start

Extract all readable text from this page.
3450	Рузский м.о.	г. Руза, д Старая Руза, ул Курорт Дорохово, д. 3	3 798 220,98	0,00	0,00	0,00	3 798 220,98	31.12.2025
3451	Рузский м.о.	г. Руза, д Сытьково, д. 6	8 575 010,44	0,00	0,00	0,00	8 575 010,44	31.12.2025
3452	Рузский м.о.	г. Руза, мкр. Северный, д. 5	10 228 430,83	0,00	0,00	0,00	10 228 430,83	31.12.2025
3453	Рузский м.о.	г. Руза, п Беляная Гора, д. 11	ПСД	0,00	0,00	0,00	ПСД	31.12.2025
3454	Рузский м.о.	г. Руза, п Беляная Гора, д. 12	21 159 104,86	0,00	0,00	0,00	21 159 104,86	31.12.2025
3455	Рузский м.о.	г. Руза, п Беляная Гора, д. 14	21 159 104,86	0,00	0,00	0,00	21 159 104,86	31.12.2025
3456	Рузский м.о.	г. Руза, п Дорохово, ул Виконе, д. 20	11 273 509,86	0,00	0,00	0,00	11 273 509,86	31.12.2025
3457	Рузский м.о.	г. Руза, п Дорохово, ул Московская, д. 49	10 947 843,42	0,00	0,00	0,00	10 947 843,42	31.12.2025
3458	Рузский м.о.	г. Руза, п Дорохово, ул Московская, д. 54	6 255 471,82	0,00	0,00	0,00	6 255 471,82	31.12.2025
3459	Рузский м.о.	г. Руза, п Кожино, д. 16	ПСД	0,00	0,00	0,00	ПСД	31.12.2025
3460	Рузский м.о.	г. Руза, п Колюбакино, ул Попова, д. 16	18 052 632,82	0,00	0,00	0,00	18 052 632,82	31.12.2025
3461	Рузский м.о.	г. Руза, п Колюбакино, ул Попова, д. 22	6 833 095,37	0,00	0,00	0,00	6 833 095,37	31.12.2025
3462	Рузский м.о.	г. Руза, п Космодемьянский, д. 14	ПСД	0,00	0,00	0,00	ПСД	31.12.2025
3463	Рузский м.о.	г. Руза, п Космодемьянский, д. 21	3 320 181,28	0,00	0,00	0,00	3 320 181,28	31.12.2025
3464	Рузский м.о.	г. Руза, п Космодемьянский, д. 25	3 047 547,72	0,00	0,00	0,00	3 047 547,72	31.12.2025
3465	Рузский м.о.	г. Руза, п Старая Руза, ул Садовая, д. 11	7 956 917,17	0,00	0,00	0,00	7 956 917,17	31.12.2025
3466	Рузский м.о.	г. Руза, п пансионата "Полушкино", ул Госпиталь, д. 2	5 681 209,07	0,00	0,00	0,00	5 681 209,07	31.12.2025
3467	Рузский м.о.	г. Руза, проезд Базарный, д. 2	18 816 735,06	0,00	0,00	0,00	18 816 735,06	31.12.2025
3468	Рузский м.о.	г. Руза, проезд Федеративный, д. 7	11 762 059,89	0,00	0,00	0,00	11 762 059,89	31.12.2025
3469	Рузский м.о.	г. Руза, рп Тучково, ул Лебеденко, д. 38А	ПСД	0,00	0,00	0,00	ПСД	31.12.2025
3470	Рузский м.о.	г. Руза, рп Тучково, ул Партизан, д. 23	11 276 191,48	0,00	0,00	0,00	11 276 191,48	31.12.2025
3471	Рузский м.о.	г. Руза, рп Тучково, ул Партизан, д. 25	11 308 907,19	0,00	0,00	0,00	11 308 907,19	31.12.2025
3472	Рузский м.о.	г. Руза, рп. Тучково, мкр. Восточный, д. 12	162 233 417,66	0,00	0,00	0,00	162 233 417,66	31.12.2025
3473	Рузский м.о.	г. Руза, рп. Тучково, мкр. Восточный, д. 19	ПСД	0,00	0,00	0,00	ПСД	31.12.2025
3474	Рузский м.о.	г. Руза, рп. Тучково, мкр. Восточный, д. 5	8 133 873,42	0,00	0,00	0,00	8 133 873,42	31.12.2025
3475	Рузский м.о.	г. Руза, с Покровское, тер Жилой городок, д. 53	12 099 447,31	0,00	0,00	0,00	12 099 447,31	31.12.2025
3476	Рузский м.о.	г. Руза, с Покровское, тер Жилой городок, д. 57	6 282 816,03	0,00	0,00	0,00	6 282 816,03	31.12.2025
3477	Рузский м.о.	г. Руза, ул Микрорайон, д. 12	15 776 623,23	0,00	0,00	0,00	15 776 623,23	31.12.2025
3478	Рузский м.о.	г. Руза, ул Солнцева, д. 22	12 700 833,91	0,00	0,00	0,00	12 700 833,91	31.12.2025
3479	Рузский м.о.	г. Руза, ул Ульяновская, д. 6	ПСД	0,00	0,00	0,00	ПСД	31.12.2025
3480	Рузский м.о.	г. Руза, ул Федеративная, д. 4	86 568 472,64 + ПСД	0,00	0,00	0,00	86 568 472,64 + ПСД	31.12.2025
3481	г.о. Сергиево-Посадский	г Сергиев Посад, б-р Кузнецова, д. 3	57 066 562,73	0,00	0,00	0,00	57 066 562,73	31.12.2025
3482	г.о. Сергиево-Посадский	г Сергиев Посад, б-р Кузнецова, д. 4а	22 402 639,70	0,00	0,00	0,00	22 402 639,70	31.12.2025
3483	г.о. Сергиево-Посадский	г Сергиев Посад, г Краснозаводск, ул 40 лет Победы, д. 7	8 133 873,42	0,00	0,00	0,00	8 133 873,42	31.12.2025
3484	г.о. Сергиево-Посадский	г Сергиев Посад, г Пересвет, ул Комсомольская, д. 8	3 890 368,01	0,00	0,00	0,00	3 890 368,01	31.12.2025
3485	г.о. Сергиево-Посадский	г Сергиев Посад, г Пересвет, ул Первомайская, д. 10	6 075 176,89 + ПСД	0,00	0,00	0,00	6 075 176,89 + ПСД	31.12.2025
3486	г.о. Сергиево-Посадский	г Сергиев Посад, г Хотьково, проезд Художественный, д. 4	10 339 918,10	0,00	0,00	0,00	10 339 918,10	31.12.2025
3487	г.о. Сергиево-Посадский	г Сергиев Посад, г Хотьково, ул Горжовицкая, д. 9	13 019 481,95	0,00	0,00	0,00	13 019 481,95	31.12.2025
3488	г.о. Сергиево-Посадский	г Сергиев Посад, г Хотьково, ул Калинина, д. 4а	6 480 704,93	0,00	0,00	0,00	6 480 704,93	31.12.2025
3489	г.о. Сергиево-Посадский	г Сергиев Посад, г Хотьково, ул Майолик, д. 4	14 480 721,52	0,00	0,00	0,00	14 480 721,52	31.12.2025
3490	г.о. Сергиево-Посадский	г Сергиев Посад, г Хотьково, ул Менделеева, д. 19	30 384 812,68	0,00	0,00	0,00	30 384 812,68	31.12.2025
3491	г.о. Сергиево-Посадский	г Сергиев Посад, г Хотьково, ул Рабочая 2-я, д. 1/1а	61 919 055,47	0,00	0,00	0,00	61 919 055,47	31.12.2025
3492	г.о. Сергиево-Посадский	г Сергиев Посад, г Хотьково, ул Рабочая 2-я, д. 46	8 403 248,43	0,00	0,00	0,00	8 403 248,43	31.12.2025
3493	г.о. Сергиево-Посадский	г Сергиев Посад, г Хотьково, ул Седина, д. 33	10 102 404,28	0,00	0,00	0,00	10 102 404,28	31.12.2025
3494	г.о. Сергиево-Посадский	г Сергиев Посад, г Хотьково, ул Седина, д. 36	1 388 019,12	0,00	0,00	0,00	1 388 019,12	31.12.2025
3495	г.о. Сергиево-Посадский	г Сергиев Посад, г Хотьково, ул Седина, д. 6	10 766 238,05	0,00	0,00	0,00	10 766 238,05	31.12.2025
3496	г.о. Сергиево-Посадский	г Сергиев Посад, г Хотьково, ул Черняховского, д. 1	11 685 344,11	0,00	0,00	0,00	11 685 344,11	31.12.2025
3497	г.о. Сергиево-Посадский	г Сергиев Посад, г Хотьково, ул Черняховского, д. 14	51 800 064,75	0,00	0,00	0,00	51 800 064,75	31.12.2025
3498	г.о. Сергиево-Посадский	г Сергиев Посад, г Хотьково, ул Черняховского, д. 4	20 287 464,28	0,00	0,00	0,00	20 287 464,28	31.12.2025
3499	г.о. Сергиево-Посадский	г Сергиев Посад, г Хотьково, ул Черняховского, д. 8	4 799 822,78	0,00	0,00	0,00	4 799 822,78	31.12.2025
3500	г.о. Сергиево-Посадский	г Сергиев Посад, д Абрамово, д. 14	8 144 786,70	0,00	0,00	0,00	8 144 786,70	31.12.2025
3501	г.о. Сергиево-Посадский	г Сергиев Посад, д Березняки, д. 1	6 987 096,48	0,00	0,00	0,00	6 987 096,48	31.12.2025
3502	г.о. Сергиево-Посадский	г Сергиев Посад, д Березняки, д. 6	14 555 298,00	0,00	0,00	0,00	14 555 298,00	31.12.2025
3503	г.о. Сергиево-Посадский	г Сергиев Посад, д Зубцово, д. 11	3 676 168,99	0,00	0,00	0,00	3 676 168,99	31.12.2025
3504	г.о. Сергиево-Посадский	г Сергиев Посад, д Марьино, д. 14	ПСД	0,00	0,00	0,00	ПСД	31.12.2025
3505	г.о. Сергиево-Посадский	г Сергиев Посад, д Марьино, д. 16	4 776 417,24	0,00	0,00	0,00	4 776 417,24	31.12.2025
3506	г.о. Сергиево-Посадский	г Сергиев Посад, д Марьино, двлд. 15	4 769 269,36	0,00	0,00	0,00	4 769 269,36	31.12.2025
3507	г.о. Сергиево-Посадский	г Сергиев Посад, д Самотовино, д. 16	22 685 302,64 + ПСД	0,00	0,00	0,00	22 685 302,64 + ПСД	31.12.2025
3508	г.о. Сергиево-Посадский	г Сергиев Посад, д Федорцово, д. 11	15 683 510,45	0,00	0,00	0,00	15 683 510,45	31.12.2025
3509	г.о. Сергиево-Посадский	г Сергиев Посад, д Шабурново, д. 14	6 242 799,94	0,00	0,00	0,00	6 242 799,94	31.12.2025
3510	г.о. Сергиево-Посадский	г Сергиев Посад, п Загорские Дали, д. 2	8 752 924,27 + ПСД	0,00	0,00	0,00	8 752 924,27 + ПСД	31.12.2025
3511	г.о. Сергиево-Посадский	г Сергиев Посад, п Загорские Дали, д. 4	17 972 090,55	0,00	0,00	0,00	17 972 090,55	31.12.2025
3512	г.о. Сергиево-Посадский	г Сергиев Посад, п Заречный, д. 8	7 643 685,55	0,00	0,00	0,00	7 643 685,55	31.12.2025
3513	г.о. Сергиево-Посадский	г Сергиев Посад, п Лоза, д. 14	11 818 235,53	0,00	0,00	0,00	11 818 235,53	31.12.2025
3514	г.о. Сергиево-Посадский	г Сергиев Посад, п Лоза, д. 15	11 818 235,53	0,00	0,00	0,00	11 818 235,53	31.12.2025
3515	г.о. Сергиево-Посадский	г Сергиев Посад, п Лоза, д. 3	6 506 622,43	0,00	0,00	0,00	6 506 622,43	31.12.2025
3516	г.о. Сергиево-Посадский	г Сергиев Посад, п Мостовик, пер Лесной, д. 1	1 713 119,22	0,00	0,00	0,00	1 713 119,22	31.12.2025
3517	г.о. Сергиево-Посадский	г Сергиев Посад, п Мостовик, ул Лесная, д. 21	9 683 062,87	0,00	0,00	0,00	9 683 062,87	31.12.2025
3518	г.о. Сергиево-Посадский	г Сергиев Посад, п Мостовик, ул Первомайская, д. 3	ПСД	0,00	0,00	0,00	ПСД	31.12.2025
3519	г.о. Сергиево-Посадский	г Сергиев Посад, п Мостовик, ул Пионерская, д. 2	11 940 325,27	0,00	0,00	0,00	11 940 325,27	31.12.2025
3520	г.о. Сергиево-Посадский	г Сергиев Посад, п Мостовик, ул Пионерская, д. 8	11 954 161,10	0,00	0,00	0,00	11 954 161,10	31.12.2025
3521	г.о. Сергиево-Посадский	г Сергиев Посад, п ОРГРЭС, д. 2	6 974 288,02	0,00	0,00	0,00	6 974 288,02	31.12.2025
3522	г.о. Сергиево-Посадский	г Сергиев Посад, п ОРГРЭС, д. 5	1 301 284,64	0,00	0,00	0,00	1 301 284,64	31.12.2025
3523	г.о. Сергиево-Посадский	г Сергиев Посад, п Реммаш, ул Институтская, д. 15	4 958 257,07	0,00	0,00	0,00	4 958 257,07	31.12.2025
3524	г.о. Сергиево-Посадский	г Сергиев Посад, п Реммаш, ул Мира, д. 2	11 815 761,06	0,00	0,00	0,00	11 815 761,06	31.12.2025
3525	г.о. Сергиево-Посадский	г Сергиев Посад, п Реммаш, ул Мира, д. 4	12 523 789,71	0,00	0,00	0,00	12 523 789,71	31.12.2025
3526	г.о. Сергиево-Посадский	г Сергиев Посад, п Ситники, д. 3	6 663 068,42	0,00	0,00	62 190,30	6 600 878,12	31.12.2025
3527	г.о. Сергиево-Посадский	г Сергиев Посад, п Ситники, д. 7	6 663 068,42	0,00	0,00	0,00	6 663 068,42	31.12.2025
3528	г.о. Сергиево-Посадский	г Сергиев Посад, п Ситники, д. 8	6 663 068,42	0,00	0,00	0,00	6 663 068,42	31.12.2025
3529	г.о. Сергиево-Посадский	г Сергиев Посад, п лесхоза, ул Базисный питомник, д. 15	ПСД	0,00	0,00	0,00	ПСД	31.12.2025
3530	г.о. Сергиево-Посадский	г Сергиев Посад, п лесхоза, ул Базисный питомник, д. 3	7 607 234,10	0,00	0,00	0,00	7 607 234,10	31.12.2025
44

end

**Exercise directions:** From the data above, gather every line that includes the word "Пионерская".

**Completed exercise:**
3519	г.о. Сергиево-Посадский	г Сергиев Посад, п Мостовик, ул Пионерская, д. 2	11 940 325,27	0,00	0,00	0,00	11 940 325,27	31.12.2025
3520	г.о. Сергиево-Посадский	г Сергиев Посад, п Мостовик, ул Пионерская, д. 8	11 954 161,10	0,00	0,00	0,00	11 954 161,10	31.12.2025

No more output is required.